++++ TEXTE SUPPORT ++++
Comment cela peut-il se traduire au quotidien ? Si une mère s’assoupit avec son bébé au sein et que son homme lui dit « il faut que tu commences à le sevrer », elle n’aura pas envie d’être tendre avec lui. Si, au contraire, il la complimente en lui disant « comme tu es belle comme ça », elle va se sentir bien, comprise et aura envie d’être câline avec lui.

La parentalité met elle le couple en danger ? Oui, si on est immature ou si on ignore ce que je viens de dire. Sinon, c’est une immense chance de progresser dans la complicité conjugale. Mettre au monde un petit être humain est un émerveillement quotidien, si on partage ce sentiment, si l’enfant a été conçu dans le désir des deux parents, c’est une expérience qui fait grandir le couple.
++++ ENTRÉES EXTRAITES ++++
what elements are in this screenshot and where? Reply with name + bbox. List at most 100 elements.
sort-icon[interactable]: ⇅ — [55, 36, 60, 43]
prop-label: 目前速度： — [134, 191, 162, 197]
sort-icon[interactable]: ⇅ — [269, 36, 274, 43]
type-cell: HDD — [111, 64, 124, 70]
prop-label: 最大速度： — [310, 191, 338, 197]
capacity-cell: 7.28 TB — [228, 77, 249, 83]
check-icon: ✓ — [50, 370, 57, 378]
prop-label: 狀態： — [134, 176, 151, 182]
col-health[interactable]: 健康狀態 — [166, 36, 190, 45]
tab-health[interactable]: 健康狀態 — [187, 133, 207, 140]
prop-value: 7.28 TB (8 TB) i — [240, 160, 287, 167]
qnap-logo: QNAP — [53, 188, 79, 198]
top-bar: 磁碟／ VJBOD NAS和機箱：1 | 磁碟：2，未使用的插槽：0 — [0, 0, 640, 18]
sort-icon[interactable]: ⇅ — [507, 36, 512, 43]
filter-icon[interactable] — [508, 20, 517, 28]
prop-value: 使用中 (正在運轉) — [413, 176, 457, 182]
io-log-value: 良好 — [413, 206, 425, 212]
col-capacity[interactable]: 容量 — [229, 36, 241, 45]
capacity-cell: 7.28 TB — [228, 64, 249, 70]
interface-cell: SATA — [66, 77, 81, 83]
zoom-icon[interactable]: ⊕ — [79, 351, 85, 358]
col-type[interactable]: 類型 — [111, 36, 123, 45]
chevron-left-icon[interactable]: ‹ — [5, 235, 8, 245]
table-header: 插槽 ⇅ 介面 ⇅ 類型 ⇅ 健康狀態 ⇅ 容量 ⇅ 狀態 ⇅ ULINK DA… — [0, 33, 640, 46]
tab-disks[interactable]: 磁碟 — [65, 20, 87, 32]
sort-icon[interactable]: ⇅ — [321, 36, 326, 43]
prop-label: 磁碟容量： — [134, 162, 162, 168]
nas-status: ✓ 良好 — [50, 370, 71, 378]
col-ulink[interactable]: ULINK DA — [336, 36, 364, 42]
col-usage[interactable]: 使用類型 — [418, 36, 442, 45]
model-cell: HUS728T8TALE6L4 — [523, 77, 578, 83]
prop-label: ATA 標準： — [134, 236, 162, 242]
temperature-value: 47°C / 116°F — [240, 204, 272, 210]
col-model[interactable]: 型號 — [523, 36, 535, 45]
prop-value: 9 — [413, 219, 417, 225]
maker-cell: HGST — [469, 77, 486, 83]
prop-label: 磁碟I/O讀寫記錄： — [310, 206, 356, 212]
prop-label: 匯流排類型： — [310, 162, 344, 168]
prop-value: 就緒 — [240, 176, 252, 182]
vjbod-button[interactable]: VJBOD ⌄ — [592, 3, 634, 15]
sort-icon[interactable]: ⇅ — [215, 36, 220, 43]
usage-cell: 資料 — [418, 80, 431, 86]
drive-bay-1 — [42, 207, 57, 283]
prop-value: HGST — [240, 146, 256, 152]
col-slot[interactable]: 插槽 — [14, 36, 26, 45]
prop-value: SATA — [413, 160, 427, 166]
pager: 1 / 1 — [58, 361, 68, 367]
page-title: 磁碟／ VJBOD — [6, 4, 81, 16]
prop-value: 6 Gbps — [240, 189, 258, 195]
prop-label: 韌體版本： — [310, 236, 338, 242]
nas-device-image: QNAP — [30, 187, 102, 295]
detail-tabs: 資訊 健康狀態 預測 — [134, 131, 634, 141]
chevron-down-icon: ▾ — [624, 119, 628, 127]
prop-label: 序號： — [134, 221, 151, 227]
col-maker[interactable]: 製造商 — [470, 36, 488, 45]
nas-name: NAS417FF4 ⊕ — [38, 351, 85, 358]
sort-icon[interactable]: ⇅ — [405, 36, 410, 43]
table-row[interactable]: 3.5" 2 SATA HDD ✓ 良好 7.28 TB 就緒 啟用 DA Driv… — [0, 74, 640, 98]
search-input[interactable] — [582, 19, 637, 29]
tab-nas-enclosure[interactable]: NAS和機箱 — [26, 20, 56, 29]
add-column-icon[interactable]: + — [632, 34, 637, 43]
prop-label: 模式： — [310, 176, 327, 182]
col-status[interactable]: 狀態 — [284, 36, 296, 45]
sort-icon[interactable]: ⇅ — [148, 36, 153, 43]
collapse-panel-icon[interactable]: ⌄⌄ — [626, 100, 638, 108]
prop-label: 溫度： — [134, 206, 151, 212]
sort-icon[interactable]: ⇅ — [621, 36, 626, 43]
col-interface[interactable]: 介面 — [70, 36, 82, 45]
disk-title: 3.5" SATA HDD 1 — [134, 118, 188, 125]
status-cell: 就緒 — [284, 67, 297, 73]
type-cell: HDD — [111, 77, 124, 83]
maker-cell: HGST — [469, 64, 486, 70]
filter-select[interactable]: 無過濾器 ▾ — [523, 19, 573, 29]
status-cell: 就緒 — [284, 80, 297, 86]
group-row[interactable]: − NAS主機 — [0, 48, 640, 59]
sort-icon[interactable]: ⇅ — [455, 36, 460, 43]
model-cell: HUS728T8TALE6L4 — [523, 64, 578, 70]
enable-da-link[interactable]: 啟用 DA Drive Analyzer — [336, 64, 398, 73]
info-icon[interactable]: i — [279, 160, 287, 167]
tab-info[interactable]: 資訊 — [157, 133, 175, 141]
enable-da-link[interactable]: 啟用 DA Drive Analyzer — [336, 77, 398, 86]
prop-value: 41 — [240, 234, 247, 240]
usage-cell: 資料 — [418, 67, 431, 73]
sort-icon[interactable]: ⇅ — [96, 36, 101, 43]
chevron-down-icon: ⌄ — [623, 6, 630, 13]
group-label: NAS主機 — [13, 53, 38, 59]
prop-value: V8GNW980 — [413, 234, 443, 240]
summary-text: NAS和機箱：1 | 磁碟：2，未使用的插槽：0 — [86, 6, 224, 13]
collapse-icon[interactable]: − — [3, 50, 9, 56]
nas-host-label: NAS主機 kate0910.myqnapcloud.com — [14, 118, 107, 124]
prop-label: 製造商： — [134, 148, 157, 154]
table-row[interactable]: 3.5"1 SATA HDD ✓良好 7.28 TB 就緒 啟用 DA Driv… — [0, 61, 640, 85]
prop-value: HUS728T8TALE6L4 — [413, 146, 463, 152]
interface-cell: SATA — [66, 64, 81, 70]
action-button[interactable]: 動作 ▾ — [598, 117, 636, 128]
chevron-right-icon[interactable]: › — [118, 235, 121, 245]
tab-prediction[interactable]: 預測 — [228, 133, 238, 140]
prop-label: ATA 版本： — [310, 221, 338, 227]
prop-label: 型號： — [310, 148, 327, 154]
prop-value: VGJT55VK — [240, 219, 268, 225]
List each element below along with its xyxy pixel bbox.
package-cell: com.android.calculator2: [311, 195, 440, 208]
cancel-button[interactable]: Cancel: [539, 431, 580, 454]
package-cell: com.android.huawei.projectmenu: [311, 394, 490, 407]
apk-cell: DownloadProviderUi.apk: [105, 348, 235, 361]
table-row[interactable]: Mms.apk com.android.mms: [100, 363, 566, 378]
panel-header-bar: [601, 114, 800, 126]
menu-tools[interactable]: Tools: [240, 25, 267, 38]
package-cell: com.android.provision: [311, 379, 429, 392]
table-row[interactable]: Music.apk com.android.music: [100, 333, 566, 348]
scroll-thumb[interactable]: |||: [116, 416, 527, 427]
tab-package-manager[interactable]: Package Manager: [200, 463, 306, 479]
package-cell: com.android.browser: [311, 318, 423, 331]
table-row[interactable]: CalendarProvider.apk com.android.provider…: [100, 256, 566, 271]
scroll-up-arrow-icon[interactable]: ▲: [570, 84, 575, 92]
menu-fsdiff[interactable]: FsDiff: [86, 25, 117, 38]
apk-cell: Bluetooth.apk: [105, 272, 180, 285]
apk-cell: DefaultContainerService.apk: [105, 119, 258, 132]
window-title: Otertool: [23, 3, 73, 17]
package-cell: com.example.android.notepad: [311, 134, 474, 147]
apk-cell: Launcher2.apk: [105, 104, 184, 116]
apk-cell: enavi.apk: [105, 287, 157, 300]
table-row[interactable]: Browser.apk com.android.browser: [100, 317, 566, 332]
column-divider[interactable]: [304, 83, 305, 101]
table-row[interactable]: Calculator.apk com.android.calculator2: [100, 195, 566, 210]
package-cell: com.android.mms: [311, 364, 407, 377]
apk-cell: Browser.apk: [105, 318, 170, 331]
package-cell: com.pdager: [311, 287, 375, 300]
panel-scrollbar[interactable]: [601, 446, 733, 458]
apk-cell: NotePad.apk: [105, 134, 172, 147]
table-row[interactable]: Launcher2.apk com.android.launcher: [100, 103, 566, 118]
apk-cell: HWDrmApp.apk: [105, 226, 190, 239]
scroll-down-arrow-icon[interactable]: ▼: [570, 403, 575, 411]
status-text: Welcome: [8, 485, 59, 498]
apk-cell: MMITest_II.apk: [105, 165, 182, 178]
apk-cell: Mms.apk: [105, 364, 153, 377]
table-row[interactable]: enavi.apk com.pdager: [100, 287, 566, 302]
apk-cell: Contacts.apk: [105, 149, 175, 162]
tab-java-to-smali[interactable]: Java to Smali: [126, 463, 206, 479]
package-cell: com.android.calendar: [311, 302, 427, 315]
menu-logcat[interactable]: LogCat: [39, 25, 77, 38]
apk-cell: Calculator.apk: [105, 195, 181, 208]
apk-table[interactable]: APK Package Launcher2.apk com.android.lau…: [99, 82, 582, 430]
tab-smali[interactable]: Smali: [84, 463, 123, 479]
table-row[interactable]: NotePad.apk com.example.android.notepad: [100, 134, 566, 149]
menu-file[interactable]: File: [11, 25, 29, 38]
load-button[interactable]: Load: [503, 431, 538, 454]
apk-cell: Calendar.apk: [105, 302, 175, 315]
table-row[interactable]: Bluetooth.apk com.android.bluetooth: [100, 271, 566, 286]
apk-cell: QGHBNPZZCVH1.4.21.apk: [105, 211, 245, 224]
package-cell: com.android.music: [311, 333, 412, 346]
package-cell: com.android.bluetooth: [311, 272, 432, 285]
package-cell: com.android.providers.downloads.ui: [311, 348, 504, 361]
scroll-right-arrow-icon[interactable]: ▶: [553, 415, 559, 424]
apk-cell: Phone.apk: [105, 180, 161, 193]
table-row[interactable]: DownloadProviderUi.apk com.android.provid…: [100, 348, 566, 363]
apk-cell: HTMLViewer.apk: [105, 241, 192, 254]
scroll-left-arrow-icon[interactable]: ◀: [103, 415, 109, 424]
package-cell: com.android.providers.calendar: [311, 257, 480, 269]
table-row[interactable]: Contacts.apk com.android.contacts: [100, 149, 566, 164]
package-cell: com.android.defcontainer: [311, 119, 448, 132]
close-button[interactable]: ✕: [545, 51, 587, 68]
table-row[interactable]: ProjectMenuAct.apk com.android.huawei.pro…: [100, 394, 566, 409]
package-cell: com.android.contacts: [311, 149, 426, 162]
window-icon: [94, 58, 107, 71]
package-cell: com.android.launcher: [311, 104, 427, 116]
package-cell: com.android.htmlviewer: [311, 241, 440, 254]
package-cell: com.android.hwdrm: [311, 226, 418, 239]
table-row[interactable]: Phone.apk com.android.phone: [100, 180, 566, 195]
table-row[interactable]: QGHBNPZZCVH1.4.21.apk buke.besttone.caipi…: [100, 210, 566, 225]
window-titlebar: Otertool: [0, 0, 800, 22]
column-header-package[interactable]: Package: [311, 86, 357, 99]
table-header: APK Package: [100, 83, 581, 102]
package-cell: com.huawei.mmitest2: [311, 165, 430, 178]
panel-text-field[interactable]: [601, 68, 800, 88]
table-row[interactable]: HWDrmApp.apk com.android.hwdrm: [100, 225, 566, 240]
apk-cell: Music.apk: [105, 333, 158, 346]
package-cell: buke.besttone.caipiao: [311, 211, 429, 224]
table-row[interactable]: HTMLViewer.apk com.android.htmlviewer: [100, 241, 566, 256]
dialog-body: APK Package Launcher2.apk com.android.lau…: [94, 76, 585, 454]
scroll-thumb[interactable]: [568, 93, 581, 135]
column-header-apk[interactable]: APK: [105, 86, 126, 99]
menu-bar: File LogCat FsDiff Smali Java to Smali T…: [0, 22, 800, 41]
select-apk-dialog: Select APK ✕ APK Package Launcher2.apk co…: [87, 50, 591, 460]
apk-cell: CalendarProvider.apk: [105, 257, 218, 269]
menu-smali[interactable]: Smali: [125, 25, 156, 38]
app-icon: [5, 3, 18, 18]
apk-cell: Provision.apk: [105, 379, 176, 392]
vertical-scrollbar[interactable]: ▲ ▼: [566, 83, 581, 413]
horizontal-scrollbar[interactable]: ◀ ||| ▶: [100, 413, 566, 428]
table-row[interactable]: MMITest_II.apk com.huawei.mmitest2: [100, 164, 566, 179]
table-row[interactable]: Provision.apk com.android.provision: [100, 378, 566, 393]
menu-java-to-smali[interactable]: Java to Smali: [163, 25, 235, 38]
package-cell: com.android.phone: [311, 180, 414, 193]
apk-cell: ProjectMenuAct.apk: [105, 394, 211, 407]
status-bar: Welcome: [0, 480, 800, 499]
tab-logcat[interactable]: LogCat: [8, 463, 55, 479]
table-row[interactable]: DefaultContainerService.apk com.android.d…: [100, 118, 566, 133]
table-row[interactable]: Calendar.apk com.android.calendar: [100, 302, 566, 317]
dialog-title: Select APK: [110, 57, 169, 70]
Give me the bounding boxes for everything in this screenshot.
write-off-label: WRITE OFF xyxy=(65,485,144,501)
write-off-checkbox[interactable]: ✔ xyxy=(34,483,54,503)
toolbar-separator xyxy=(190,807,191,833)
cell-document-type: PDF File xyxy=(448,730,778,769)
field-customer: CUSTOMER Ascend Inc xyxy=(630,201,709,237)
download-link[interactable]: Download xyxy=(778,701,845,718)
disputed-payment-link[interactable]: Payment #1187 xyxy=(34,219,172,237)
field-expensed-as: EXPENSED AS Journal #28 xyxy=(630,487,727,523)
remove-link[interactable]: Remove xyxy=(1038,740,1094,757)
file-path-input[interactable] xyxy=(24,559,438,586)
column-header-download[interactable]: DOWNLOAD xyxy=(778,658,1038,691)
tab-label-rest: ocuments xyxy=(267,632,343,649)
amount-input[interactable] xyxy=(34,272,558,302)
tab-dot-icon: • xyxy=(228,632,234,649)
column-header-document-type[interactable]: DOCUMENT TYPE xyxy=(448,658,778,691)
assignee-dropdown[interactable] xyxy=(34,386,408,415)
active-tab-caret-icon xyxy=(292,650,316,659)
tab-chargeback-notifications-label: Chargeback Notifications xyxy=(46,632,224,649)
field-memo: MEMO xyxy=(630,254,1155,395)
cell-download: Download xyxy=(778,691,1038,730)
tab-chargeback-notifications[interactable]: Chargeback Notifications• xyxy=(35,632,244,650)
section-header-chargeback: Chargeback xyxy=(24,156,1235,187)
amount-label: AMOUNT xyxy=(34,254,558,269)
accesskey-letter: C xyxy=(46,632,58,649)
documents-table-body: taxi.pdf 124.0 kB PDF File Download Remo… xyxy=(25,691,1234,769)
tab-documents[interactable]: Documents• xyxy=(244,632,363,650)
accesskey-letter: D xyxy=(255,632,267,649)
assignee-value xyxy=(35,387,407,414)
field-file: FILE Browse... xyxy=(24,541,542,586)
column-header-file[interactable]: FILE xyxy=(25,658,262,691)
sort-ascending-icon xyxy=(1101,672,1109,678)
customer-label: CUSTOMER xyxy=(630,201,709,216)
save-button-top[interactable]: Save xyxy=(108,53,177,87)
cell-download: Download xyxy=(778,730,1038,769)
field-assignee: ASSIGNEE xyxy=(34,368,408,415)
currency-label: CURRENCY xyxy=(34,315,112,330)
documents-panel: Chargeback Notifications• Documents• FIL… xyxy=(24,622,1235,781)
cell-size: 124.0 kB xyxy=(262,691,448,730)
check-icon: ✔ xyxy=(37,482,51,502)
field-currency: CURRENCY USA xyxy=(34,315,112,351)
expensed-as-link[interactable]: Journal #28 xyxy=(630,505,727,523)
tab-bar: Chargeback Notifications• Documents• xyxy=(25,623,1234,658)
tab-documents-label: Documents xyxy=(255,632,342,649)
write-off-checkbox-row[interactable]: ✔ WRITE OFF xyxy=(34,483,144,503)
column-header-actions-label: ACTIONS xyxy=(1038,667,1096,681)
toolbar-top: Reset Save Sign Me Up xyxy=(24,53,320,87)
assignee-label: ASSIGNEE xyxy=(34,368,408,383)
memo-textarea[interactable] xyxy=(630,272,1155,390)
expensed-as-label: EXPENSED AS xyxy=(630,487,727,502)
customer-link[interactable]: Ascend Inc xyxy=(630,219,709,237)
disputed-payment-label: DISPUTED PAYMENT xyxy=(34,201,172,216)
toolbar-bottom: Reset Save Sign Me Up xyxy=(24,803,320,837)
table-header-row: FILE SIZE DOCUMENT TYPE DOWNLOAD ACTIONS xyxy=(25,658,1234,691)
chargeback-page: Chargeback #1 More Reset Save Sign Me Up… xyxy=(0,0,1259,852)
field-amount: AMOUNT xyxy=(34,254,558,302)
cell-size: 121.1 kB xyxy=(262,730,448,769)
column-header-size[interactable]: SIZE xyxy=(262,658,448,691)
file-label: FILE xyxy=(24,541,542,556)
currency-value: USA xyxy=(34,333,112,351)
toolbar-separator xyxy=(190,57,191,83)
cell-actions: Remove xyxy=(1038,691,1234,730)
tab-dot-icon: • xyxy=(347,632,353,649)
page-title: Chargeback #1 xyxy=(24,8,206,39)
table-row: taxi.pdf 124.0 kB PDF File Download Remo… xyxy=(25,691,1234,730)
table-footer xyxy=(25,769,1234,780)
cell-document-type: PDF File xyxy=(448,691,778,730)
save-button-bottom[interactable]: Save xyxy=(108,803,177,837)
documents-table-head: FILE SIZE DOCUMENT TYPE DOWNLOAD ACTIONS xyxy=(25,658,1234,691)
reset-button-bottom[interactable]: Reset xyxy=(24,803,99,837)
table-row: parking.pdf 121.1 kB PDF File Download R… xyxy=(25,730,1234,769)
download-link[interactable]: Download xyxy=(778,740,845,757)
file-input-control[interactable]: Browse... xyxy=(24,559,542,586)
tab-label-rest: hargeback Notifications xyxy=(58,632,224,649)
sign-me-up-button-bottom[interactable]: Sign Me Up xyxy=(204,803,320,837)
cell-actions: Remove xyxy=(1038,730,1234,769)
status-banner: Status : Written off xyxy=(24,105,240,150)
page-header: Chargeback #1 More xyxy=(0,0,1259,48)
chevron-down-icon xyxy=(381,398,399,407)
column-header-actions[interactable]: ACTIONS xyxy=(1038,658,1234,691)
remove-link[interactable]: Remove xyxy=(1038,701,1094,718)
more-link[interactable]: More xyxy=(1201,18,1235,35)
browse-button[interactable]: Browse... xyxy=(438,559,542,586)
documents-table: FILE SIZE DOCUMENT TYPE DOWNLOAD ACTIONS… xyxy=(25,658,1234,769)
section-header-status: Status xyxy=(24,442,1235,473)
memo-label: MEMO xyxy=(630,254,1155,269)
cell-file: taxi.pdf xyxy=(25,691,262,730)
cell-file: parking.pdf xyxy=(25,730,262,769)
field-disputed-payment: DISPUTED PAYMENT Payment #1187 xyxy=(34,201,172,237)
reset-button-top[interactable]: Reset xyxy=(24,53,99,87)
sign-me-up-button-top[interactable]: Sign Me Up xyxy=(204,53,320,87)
++++
→ ACTIVITÉ
Quelle suite donneriez-vous au texte sur la parentalité et le couple ? Rédigez-la à partir de sa dernière phrase.

→ RÉPONSE
Y a-t-il des périodes plus difficiles à gérer ? Oui. Quand l’enfant a entre 9 mois et 3 ans, c’est un moment à haut risque pour le couple. L’enfant demande beaucoup d’attention. Il touche à tout, bouge sans cesse et nécessite une surveillance. Il y a peu de moments d’intimité pour le couple, on ne peut plus téléphoner tranquillement, se reposer, partager des moments de complicité.

Que conseillez-vous aux parents de jeunes enfants pour préserver leur couple ? Je conseille aux parents ce que j’appelle une ordonnance complicité : sortir à deux un soir par semaine ou passer une soirée à la maison sans enfant, partir un week-end par mois et s’échapper une semaine par trimestre. Cela peut paraître lourd à organiser ou coûteux mais ça l’est bien moins qu’un divorce.